DATA FOR PROCESSING:

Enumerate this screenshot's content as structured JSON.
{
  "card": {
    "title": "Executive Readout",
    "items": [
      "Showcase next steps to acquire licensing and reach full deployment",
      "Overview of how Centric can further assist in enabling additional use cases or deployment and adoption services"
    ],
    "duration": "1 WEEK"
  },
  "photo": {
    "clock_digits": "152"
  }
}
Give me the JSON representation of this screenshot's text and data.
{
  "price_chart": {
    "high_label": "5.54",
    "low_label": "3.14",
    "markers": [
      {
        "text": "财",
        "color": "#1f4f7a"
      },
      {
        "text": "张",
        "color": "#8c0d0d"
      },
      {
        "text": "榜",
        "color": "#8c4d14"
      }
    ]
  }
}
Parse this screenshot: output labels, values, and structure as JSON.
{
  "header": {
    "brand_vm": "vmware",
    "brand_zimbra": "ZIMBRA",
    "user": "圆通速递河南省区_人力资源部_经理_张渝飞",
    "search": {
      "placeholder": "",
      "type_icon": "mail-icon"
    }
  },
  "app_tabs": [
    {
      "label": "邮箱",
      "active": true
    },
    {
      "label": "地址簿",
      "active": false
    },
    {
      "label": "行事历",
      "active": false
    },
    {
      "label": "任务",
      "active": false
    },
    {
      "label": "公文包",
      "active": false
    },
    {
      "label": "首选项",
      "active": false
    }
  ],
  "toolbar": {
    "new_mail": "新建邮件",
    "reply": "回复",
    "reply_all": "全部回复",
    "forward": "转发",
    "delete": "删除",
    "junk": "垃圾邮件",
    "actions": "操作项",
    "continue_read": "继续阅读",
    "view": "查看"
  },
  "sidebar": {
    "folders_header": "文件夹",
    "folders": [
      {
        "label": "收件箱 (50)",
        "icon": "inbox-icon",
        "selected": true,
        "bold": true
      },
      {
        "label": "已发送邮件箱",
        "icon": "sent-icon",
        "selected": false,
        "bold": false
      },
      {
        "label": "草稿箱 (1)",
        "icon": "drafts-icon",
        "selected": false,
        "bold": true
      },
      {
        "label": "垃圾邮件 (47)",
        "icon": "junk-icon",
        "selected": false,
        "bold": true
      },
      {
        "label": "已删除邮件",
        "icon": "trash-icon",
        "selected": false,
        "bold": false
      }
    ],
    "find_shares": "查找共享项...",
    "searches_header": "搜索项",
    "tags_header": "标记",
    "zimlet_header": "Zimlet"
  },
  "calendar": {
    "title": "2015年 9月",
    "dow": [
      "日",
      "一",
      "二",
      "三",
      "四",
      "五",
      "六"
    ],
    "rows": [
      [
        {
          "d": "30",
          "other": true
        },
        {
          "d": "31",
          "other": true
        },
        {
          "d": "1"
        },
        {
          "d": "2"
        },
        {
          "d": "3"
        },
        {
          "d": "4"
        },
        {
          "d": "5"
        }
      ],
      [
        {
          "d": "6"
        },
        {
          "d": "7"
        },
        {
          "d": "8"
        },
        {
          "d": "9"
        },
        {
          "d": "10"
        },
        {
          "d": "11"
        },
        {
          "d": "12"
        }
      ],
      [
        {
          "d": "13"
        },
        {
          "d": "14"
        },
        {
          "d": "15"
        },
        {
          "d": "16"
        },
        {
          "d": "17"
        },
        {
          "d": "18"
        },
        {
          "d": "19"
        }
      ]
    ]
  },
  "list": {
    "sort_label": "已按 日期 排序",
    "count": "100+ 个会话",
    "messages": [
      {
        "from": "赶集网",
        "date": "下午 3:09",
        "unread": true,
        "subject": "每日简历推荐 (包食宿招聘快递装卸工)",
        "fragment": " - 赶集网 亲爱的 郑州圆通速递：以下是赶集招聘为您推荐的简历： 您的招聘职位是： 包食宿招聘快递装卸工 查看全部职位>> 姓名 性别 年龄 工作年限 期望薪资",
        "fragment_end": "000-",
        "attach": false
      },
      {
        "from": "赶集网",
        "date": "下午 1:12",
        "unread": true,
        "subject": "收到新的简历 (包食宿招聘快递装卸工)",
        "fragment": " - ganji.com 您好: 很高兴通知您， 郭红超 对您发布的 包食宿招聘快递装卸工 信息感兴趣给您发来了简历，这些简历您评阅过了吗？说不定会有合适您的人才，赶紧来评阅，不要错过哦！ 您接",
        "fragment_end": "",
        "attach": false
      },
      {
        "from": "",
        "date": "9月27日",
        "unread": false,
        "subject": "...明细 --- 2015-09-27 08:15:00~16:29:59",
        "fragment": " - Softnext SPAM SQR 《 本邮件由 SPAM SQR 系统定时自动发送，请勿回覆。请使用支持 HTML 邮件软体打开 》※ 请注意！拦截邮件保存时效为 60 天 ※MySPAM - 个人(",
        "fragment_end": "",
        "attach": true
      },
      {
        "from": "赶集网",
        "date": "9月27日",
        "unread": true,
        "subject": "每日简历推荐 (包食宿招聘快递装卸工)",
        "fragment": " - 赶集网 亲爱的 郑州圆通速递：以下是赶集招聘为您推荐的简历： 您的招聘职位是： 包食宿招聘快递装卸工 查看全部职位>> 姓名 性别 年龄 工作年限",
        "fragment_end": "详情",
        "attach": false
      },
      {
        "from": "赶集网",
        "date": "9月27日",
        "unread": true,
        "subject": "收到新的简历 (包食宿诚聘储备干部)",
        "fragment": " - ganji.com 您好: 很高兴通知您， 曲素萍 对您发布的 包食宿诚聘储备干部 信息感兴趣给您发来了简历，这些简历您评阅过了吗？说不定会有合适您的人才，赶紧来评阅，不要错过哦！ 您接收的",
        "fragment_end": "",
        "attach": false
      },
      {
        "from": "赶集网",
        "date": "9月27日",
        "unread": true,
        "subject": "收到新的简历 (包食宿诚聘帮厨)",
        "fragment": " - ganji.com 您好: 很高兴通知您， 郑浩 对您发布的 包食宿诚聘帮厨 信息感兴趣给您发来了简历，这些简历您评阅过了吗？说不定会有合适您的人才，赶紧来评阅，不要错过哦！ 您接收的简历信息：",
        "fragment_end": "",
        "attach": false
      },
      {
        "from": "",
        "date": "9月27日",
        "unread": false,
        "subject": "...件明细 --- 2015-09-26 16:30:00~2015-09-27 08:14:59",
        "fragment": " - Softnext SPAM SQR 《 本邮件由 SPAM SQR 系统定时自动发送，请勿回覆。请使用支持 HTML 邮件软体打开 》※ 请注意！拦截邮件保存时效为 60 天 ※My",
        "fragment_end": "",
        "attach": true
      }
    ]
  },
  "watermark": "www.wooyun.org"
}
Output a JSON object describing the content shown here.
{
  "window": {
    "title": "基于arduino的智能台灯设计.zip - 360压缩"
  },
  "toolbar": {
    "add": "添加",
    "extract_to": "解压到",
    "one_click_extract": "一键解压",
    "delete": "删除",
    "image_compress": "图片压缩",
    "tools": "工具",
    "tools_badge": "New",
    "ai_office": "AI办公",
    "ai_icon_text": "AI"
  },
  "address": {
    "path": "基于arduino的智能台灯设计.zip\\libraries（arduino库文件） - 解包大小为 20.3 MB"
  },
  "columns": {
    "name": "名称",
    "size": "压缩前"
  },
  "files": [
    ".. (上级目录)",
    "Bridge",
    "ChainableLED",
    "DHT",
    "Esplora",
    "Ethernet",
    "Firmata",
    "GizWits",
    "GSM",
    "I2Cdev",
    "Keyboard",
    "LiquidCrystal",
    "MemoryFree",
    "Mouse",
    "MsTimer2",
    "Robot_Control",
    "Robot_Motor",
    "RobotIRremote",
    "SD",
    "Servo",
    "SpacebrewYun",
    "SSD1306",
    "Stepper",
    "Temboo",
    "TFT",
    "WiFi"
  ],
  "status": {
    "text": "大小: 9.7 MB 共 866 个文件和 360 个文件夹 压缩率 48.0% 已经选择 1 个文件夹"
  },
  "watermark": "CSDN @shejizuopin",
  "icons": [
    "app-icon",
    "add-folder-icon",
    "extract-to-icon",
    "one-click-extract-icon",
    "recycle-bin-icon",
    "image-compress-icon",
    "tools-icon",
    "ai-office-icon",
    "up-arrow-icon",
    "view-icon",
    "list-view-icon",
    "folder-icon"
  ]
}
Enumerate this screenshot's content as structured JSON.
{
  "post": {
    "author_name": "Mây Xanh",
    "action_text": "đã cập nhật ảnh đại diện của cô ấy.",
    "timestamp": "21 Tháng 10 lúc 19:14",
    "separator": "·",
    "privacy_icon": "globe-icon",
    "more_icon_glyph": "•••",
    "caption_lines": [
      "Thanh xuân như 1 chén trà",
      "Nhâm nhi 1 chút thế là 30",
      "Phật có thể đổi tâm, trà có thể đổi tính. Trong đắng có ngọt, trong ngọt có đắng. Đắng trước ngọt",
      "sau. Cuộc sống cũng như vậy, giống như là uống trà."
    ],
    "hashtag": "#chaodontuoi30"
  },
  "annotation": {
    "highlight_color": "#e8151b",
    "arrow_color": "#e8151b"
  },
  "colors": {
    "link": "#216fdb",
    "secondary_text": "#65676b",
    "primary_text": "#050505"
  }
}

THE EXERCISE:
Find "请勿回覆". Copy every line it occurs in.

COMPLETE RESPONSE:
        "fragment": " - Softnext SPAM SQR 《 本邮件由 SPAM SQR 系统定时自动发送，请勿回覆。请使用支持 HTML 邮件软体打开 》※ 请注意！拦截邮件保存时效为 60 天 ※MySPAM - 个人(",
        "fragment": " - Softnext SPAM SQR 《 本邮件由 SPAM SQR 系统定时自动发送，请勿回覆。请使用支持 HTML 邮件软体打开 》※ 请注意！拦截邮件保存时效为 60 天 ※My",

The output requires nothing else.